## WHAT THE TASK REQUIRES:
Search the material below for the word "header". Copy every line that has it.

(begin)

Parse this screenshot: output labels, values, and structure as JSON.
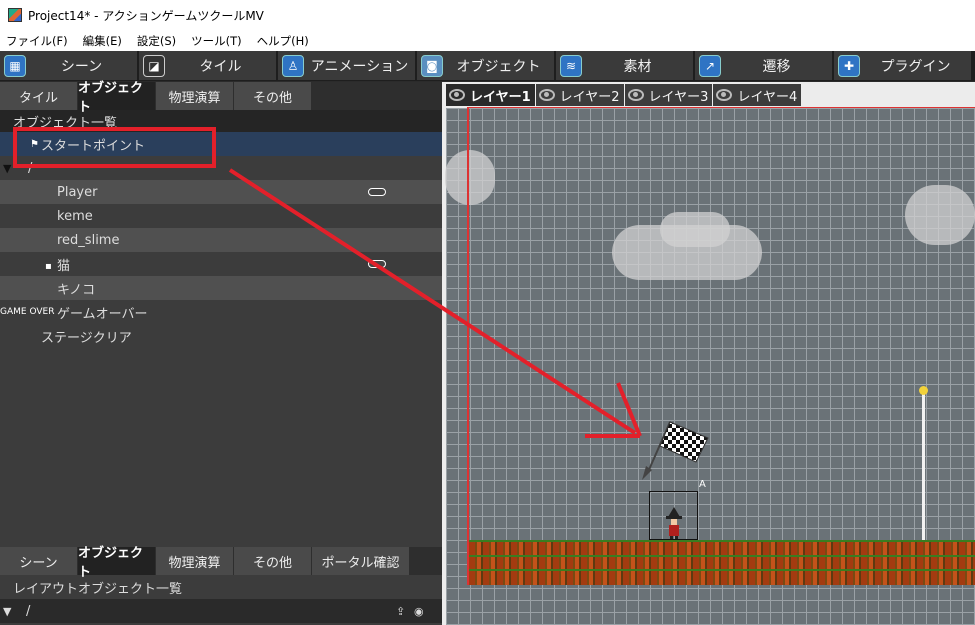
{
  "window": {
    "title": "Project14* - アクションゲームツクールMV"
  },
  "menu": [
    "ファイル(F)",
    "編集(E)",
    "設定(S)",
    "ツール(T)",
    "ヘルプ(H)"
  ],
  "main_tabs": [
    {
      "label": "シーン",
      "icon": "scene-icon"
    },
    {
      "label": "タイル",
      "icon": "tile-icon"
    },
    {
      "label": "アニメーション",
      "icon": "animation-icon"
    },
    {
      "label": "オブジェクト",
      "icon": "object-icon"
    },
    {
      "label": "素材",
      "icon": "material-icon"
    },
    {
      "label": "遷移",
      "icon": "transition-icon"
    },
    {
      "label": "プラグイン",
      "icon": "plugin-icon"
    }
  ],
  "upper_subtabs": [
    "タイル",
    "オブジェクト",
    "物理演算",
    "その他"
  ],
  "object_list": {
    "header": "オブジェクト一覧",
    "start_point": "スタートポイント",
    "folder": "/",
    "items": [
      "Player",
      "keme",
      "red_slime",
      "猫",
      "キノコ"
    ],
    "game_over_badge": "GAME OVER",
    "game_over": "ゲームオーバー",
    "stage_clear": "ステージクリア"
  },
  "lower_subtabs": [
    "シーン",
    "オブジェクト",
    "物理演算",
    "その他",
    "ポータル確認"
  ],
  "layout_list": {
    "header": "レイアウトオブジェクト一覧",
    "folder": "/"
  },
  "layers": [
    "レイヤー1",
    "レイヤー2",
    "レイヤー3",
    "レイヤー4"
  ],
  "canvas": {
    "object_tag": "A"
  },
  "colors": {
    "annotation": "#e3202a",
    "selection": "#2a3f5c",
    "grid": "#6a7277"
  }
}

(end)

## FINAL ANSWER:
    "header": "オブジェクト一覧",
    "header": "レイアウトオブジェクト一覧",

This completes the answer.